I find it profoundly moving that this day is the anniversary of Lincoln signing the Emancipation Proclamation. I hope each of you has had the experience of seeing the fictionalized but profoundly satisfying movie ‘Lincoln’ which gives a certain narrative structure to an event that I believe had cohesion in Lincoln’s own mind long before its realization, even while the chaos and disruptions of the wartime and all its currents of political contention obscured this purpose. Yet it came to pass, and he inked his name upon the document, and if he were remembered for little else but what has been called this “bill of lading”, it is a worthy thing!

It is another cold silent night, and I hope for better sleep than last night, when I came awake inopportunely for several hours, unaccompanied by the usual call of owls. There is an interesting sense to those nights, no anxiety, though in small waves comes an impatience concerning the waste of good potential sleep time, a sense of suspension and an opportunity to think deeply. Do I? Think deeply? Hardly. I figure out what I want to eat for the next day’s dinner, and I wonder if it is worthwhile mending a sock. How I wish such nights brought insight into the nature of mankind, or even the answer to what is the ultimate ice cream sundae!

I remember a fellow freshman at college saying with her signature curling sly smile, that ice cream was good for the soul. A bad exam? Ice cream. Didn’t get the class you wanted? Ice cream with caramel sauce and whipped cream. I looked her up on line yesterday and found out that she followed her heart’s desire and got a Masters in Fine Arts and she’s now at one of the great museums on the East Coast. She is doing just fine, and I am heartened to know it.

So who are we, between Lincoln and my friend? None of the above or below, doing piece by piece what we can, making the creation of a life day by day. Strong shadows and bright curves of light, and the strange muddling in between. I am thinking so much these days as I try to imagine the next show of paintings which do not yet exist, a show which will be upon me all too soon, and I want to say something. What, you ask, what would you want to say in your work, and I can only blurt “An ice cream sundae, with caramel sauce and fudge and whipped cream.” If that is the best we can do– well, I know of worse.

Off I go to dream, perhaps of sundaes and socks, and maybe an echo of Lincoln talking half to himself, as he wanders the shadowy corridors of the old White House, his tatty shawl drawn up over his shoulders and his bowed unbrushed head heavy with thoughts that will not let him sleep. We are more fortunate than him, but I follow him in dreams some nights, and I wonder if there might be a leftover drift of strong minds leaving currents in our air– this air that we assume is only worth our breathing, and no more.
• • • • •
• [What to do]:
1. In the essay, what degree did the college friend go on to earn?
2. Please return the essay's text from "It is another" to "ice cream sundae!".
3. Name every topping for ice cream that the essay mentions.

• [Available data]:
• • • • •
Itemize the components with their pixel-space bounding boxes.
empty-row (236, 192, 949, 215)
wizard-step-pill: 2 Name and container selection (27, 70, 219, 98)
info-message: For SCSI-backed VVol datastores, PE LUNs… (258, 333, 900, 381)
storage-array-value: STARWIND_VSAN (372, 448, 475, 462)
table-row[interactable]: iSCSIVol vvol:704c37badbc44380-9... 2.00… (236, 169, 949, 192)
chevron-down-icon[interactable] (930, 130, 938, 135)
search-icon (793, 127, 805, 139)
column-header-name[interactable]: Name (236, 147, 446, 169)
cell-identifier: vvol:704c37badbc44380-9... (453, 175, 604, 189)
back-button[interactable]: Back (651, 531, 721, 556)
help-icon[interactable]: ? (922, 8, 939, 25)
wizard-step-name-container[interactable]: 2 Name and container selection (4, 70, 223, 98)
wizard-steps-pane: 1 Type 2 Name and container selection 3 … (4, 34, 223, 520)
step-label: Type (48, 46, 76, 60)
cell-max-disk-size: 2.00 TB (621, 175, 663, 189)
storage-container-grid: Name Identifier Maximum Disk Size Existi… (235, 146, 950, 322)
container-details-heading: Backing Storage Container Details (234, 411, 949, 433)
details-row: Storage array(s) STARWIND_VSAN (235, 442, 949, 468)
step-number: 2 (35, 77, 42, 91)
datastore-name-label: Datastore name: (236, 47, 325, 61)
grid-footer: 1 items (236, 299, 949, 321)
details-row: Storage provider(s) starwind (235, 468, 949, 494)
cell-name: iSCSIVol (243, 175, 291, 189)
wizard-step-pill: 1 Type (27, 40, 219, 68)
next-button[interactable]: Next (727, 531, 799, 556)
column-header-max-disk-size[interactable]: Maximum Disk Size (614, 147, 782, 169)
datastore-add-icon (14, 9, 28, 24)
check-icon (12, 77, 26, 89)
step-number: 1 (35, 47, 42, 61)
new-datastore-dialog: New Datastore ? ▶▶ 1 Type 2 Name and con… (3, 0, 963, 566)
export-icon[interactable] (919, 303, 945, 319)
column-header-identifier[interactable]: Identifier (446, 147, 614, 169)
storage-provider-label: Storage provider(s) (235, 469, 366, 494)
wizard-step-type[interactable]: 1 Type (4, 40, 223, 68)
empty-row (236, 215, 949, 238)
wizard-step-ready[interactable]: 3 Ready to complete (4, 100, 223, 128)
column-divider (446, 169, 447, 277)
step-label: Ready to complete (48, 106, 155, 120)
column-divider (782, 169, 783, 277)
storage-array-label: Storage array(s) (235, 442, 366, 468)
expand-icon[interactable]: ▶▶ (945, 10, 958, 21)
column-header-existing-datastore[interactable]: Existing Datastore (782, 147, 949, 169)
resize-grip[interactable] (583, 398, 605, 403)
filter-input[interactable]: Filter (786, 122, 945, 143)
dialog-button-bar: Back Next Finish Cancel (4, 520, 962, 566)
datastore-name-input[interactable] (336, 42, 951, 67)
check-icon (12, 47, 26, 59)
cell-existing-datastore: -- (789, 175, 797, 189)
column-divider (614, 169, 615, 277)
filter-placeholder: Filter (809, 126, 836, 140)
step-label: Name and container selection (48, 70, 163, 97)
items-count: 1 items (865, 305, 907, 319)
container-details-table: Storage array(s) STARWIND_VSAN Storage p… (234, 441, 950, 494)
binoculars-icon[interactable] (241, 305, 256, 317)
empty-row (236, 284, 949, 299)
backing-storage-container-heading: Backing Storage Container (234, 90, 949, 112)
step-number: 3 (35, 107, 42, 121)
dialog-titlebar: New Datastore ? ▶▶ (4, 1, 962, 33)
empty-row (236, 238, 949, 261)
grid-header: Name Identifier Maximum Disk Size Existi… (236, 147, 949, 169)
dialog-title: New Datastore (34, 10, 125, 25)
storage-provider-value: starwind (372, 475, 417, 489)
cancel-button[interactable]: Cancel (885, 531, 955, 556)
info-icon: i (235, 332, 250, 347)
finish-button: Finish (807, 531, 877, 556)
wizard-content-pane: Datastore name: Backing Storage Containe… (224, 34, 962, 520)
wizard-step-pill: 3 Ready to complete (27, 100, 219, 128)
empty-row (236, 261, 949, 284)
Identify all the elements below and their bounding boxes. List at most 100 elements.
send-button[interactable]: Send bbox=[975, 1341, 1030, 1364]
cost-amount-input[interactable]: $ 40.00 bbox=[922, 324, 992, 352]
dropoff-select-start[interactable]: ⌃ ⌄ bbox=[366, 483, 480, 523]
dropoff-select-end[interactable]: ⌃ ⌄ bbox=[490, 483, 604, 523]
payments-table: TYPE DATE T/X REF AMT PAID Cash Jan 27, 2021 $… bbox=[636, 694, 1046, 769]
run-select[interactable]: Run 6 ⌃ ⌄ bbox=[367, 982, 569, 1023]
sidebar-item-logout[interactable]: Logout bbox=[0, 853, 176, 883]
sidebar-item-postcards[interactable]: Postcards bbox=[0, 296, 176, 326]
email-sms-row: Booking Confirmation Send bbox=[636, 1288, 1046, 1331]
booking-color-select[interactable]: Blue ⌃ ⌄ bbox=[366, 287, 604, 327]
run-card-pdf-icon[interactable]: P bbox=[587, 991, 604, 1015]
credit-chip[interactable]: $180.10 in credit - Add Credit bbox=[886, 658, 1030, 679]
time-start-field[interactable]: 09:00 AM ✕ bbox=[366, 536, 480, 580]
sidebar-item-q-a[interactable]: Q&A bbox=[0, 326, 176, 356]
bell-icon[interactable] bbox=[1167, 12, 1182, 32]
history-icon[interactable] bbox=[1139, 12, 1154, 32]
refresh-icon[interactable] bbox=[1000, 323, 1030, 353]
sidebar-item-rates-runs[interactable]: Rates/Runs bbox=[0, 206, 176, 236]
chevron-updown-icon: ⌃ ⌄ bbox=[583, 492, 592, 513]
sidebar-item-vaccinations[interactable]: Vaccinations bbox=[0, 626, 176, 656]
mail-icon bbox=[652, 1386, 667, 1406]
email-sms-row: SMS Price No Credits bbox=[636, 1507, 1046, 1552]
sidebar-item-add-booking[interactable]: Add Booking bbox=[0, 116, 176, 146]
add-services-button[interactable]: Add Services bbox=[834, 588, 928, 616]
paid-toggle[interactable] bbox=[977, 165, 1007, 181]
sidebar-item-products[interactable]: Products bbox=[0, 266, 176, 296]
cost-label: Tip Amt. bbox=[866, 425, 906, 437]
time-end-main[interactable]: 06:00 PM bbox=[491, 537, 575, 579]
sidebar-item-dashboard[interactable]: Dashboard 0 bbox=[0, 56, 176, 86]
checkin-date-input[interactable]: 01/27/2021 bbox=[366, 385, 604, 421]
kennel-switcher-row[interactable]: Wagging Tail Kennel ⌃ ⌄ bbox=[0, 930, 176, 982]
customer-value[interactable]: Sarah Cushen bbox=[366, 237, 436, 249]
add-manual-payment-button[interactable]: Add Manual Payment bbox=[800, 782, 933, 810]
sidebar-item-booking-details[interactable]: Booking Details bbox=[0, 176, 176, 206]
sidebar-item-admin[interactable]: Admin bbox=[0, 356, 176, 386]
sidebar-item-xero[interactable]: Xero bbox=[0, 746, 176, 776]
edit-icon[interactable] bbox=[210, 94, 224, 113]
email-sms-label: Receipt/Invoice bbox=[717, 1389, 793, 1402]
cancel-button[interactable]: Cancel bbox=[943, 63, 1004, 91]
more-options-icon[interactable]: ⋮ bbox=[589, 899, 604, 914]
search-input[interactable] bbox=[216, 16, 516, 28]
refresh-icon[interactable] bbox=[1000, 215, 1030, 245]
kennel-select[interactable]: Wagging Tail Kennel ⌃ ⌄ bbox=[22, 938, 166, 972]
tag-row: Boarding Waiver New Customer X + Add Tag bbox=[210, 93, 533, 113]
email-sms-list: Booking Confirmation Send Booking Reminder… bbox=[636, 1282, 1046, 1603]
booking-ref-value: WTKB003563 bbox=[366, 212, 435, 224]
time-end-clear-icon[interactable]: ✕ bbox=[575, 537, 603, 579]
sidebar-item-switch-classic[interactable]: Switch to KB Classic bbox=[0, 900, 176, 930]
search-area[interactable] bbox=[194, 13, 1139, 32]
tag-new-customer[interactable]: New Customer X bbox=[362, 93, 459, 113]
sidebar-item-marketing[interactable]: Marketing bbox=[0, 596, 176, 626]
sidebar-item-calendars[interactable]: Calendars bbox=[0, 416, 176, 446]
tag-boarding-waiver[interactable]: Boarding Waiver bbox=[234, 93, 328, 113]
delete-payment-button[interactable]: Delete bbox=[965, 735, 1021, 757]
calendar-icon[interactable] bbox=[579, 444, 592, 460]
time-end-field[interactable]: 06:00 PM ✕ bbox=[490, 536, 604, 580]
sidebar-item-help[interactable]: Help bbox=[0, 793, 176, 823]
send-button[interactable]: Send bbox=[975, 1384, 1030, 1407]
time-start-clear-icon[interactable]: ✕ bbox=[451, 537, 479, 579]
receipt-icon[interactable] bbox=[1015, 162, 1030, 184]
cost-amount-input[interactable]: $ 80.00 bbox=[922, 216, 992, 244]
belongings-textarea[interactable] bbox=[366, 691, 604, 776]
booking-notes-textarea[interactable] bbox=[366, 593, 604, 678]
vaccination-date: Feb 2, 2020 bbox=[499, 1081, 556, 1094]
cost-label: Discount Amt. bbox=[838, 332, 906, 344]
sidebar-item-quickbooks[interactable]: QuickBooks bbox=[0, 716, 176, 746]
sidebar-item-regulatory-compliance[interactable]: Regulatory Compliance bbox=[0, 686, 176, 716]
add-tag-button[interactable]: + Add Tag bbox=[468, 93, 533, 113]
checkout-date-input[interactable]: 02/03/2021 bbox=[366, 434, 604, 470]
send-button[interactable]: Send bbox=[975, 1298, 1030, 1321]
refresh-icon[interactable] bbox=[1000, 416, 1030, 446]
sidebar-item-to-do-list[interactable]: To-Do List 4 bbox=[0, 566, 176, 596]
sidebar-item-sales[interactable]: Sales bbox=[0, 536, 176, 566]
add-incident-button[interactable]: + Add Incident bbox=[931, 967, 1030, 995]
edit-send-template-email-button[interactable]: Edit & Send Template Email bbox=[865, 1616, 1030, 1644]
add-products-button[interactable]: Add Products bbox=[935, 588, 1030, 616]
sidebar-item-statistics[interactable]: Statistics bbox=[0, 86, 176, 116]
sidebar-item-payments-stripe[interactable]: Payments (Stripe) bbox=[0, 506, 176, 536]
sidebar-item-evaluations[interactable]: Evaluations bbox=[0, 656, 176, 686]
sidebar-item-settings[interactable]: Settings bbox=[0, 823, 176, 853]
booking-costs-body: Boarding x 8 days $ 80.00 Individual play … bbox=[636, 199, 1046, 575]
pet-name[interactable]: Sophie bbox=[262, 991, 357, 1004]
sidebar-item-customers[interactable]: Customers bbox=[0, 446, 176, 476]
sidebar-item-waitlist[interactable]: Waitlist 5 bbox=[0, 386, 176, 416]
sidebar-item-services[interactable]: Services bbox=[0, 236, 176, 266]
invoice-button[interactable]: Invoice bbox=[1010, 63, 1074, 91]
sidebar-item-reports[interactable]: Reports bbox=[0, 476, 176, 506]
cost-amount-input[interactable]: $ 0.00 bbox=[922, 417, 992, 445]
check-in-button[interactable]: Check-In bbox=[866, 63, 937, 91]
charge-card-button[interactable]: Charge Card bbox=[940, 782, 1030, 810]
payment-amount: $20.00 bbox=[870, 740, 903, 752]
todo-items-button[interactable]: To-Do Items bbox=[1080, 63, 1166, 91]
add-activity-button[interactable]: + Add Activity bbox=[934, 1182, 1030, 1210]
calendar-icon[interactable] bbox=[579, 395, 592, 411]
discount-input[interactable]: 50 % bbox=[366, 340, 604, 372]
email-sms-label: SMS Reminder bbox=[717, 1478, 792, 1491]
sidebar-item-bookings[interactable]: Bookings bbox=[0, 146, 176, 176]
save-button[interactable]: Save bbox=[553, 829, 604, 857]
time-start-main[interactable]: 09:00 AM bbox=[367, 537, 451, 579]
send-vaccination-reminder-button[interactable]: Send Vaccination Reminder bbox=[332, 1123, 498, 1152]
• • • • •
• [Problem solutions]:
1. A Masters in Fine Arts.

2.
It is another cold silent night, and I hope for better sleep than last night, when I came awake inopportunely for several hours, unaccompanied by the usual call of owls. There is an interesting sense to those nights, no anxiety, though in small waves comes an impatience concerning the waste of good potential sleep time, a sense of suspension and an opportunity to think deeply. Do I? Think deeply? Hardly. I figure out what I want to eat for the next day’s dinner, and I wonder if it is worthwhile mending a sock. How I wish such nights brought insight into the nature of mankind, or even the answer to what is the ultimate ice cream sundae!

3. Caramel sauce, whipped cream, fudge